■ **Task directions**: Extract and list every line that contains the word "BPJEPS".

■ **Data provided**:

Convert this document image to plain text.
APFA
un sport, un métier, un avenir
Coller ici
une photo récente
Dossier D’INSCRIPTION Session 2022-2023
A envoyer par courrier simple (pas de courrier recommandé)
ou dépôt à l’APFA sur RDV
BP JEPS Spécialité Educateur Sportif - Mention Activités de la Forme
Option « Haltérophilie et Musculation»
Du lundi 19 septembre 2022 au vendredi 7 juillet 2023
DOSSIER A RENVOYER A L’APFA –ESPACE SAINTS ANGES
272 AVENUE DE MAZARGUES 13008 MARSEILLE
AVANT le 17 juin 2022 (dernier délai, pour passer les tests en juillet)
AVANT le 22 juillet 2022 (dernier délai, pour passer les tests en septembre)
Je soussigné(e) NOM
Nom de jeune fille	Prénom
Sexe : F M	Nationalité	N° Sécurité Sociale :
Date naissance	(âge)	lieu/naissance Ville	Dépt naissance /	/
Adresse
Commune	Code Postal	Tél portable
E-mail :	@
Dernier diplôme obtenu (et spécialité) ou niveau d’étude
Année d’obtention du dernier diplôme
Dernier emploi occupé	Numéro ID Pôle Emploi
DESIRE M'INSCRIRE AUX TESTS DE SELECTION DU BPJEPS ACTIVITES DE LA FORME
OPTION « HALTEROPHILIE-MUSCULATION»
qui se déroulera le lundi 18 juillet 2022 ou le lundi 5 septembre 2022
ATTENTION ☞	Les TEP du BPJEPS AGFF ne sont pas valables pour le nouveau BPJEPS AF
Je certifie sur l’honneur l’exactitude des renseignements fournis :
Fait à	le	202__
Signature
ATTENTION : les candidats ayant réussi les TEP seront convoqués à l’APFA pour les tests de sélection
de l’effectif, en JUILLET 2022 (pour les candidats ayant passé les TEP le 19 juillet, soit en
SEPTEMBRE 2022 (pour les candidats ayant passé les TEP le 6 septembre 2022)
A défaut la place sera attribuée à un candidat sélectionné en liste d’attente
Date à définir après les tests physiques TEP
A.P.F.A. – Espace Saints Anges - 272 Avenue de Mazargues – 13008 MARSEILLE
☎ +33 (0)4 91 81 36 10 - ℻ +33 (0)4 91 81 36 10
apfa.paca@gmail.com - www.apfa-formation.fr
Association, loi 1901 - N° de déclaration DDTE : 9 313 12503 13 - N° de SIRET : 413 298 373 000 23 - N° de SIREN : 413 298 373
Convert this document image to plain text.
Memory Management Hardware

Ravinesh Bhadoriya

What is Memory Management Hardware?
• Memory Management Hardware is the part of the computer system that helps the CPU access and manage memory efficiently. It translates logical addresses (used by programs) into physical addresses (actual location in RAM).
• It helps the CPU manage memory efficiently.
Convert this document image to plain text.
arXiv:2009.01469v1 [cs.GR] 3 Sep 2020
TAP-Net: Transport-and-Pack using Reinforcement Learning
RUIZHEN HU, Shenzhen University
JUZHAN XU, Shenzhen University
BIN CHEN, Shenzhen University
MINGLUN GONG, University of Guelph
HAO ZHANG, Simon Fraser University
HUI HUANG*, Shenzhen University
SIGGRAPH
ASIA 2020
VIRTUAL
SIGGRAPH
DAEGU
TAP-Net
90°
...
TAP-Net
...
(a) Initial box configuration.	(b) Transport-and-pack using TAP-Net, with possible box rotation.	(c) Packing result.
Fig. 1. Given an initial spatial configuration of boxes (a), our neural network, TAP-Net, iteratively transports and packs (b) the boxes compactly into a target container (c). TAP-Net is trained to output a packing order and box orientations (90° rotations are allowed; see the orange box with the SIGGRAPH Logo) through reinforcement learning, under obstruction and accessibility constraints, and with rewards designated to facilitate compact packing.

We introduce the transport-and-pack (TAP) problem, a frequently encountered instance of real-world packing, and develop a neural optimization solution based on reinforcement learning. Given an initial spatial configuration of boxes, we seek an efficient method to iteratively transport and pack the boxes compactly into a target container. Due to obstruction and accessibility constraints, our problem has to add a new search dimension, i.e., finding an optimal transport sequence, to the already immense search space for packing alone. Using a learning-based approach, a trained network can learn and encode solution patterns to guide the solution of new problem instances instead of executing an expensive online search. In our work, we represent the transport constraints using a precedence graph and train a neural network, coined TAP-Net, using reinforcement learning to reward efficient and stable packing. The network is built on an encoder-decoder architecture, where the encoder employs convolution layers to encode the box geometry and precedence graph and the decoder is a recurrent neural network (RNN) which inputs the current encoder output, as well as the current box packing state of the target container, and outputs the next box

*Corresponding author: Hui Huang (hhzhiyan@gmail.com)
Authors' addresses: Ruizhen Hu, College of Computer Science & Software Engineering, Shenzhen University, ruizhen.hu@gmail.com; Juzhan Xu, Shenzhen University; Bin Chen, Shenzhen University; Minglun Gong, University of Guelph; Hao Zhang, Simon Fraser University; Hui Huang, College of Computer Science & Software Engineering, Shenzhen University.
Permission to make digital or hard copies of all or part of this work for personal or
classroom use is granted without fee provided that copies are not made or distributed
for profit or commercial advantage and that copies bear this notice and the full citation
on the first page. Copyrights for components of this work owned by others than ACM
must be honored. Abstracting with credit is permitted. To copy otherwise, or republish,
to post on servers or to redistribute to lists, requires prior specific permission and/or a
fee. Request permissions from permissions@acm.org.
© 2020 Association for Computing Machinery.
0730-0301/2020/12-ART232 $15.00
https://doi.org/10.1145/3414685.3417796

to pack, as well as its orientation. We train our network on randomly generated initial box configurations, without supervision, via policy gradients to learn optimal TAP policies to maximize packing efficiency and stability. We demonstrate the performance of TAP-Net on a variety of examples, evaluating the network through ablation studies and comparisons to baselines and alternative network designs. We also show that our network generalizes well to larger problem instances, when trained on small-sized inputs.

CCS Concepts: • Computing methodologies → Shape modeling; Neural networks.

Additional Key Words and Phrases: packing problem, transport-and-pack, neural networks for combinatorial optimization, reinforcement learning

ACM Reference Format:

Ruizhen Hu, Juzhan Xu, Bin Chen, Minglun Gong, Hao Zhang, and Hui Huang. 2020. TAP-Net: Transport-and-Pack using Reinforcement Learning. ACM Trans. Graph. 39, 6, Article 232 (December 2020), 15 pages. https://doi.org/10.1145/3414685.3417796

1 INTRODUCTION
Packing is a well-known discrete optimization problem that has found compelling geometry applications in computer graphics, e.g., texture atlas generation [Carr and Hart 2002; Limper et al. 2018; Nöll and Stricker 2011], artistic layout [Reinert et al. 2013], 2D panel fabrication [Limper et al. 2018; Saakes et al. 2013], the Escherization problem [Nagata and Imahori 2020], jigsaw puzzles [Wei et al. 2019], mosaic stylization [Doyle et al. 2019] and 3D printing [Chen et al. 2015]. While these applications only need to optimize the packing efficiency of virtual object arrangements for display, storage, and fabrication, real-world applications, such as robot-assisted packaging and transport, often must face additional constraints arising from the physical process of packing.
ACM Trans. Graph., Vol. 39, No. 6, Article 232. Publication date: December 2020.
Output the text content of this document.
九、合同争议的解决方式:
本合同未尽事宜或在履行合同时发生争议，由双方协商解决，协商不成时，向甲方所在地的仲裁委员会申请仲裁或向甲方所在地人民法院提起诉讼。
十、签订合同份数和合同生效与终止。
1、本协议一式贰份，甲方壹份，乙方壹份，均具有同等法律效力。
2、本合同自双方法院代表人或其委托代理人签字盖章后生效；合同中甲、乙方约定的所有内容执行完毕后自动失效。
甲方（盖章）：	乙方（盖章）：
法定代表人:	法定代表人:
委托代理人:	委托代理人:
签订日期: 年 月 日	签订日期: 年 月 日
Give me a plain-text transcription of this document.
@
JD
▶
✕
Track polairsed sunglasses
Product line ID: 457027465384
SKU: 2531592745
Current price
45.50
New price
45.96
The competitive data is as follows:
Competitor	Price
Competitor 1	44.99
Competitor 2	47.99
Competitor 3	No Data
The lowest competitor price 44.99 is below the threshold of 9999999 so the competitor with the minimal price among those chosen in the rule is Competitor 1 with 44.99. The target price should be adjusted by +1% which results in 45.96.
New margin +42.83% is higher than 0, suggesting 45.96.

■ **Response**:
DESIRE M'INSCRIRE AUX TESTS DE SELECTION DU BPJEPS ACTIVITES DE LA FORME
ATTENTION ☞	Les TEP du BPJEPS AGFF ne sont pas valables pour le nouveau BPJEPS AF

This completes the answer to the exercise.